GIVEN PROBLEM :: Type out the data exactly as given. Skip any image.

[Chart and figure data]
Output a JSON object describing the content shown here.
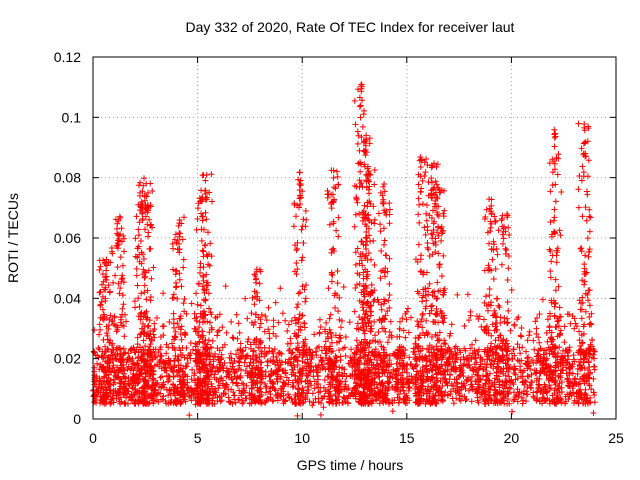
{
  "chart_data": {
    "type": "scatter",
    "title": "Day 332 of 2020, Rate Of TEC Index for receiver laut",
    "xlabel": "GPS time / hours",
    "ylabel": "ROTI / TECUs",
    "xlim": [
      0,
      25
    ],
    "ylim": [
      0,
      0.12
    ],
    "x_ticks": [
      0,
      5,
      10,
      15,
      20,
      25
    ],
    "x_tick_labels": [
      "0",
      "5",
      "10",
      "15",
      "20",
      "25"
    ],
    "y_ticks": [
      0,
      0.02,
      0.04,
      0.06,
      0.08,
      0.1,
      0.12
    ],
    "y_tick_labels": [
      "0",
      "0.02",
      "0.04",
      "0.06",
      "0.08",
      "0.1",
      "0.12"
    ],
    "grid": true,
    "marker": "+",
    "color": "#ff0000",
    "data_range_hours": [
      0,
      24
    ],
    "typical_band": [
      0.005,
      0.03
    ],
    "bursts": [
      {
        "x": 0.6,
        "peak": 0.053
      },
      {
        "x": 1.2,
        "peak": 0.069
      },
      {
        "x": 2.3,
        "peak": 0.079
      },
      {
        "x": 2.6,
        "peak": 0.08
      },
      {
        "x": 4.1,
        "peak": 0.067
      },
      {
        "x": 5.2,
        "peak": 0.074
      },
      {
        "x": 5.4,
        "peak": 0.083
      },
      {
        "x": 7.8,
        "peak": 0.05
      },
      {
        "x": 9.9,
        "peak": 0.082
      },
      {
        "x": 11.5,
        "peak": 0.083
      },
      {
        "x": 12.8,
        "peak": 0.111
      },
      {
        "x": 13.0,
        "peak": 0.095
      },
      {
        "x": 13.2,
        "peak": 0.086
      },
      {
        "x": 13.9,
        "peak": 0.08
      },
      {
        "x": 15.7,
        "peak": 0.087
      },
      {
        "x": 16.2,
        "peak": 0.085
      },
      {
        "x": 16.5,
        "peak": 0.077
      },
      {
        "x": 19.0,
        "peak": 0.073
      },
      {
        "x": 19.6,
        "peak": 0.069
      },
      {
        "x": 22.1,
        "peak": 0.096
      },
      {
        "x": 23.5,
        "peak": 0.098
      }
    ]
  }
}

EXERCISE OUTPUT ::
Output a JSON object describing the content shown here.
{
  "chart_data": {
    "type": "scatter",
    "title": "Day 332 of 2020, Rate Of TEC Index for receiver laut",
    "xlabel": "GPS time / hours",
    "ylabel": "ROTI / TECUs",
    "xlim": [
      0,
      25
    ],
    "ylim": [
      0,
      0.12
    ],
    "x_ticks": [
      0,
      5,
      10,
      15,
      20,
      25
    ],
    "x_tick_labels": [
      "0",
      "5",
      "10",
      "15",
      "20",
      "25"
    ],
    "y_ticks": [
      0,
      0.02,
      0.04,
      0.06,
      0.08,
      0.1,
      0.12
    ],
    "y_tick_labels": [
      "0",
      "0.02",
      "0.04",
      "0.06",
      "0.08",
      "0.1",
      "0.12"
    ],
    "grid": true,
    "marker": "+",
    "color": "#ff0000",
    "data_range_hours": [
      0,
      24
    ],
    "typical_band": [
      0.005,
      0.03
    ],
    "bursts": [
      {
        "x": 0.6,
        "peak": 0.053
      },
      {
        "x": 1.2,
        "peak": 0.069
      },
      {
        "x": 2.3,
        "peak": 0.079
      },
      {
        "x": 2.6,
        "peak": 0.08
      },
      {
        "x": 4.1,
        "peak": 0.067
      },
      {
        "x": 5.2,
        "peak": 0.074
      },
      {
        "x": 5.4,
        "peak": 0.083
      },
      {
        "x": 7.8,
        "peak": 0.05
      },
      {
        "x": 9.9,
        "peak": 0.082
      },
      {
        "x": 11.5,
        "peak": 0.083
      },
      {
        "x": 12.8,
        "peak": 0.111
      },
      {
        "x": 13.0,
        "peak": 0.095
      },
      {
        "x": 13.2,
        "peak": 0.086
      },
      {
        "x": 13.9,
        "peak": 0.08
      },
      {
        "x": 15.7,
        "peak": 0.087
      },
      {
        "x": 16.2,
        "peak": 0.085
      },
      {
        "x": 16.5,
        "peak": 0.077
      },
      {
        "x": 19.0,
        "peak": 0.073
      },
      {
        "x": 19.6,
        "peak": 0.069
      },
      {
        "x": 22.1,
        "peak": 0.096
      },
      {
        "x": 23.5,
        "peak": 0.098
      }
    ]
  }
}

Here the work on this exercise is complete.